**Given instruction**
From the entries that follow, list every line in which the string "የመሬት" appears.

**Recorded information**
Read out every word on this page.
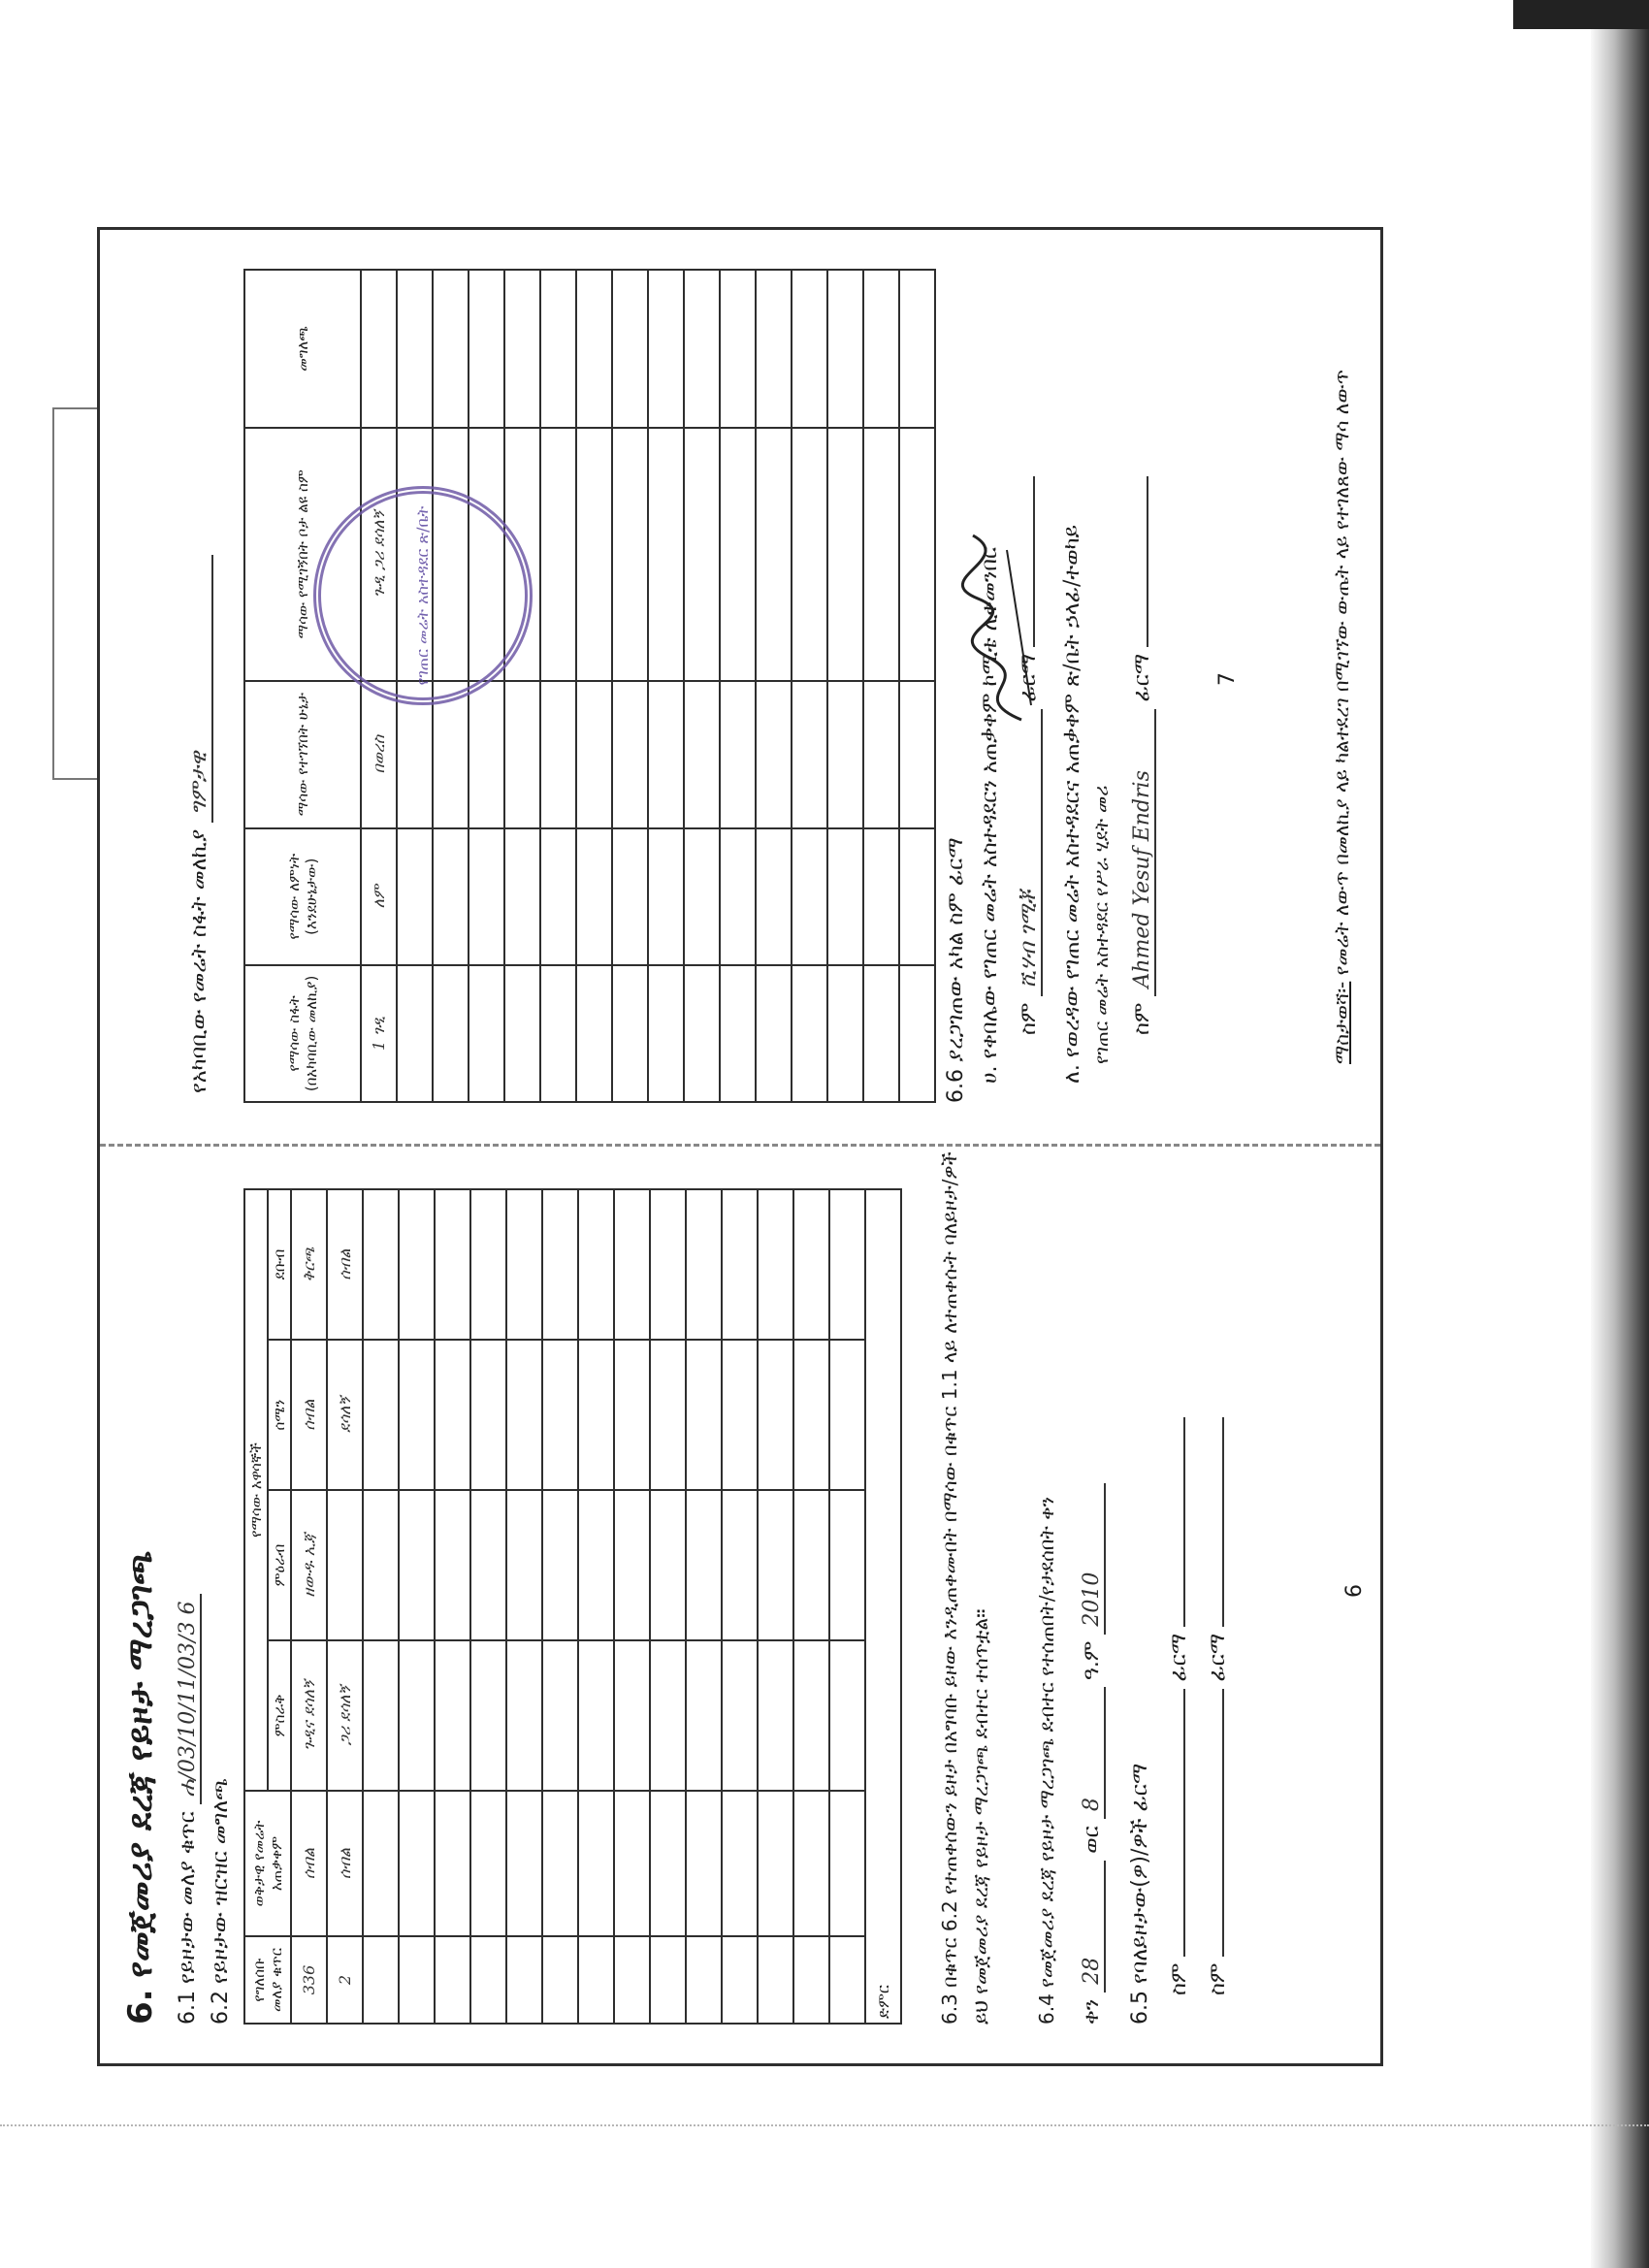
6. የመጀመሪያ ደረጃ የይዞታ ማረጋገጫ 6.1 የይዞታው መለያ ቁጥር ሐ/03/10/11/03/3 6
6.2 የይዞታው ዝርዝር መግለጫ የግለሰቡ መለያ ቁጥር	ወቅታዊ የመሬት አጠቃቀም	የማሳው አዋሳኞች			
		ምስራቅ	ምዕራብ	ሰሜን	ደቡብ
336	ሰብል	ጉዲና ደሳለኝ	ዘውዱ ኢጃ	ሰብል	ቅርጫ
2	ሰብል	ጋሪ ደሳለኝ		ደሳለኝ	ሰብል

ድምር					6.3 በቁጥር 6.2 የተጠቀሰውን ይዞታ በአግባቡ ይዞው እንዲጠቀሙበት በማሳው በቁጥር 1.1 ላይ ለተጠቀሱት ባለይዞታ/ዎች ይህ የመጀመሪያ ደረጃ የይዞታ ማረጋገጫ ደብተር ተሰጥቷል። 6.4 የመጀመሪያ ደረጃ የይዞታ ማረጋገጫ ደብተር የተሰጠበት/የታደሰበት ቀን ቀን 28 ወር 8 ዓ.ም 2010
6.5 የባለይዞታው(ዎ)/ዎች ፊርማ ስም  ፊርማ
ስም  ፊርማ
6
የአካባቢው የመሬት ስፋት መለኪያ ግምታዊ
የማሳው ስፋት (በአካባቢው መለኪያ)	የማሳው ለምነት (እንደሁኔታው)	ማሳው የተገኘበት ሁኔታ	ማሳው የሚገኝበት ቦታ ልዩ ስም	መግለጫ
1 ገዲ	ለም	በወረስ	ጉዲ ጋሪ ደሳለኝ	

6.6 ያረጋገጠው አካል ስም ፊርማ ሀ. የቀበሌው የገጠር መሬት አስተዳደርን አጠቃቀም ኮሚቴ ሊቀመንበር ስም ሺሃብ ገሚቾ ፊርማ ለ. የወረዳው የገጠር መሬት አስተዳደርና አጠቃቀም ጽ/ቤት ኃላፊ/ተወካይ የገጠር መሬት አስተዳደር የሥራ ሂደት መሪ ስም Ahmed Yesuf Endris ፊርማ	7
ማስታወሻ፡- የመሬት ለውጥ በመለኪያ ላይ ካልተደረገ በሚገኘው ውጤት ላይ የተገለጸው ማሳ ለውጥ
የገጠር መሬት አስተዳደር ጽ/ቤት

**Worked solution**
6.2 የይዞታው ዝርዝር መግለጫ የግለሰቡ መለያ ቁጥር	ወቅታዊ የመሬት አጠቃቀም	የማሳው አዋሳኞች			
የአካባቢው የመሬት ስፋት መለኪያ ግምታዊ
ማስታወሻ፡- የመሬት ለውጥ በመለኪያ ላይ ካልተደረገ በሚገኘው ውጤት ላይ የተገለጸው ማሳ ለውጥ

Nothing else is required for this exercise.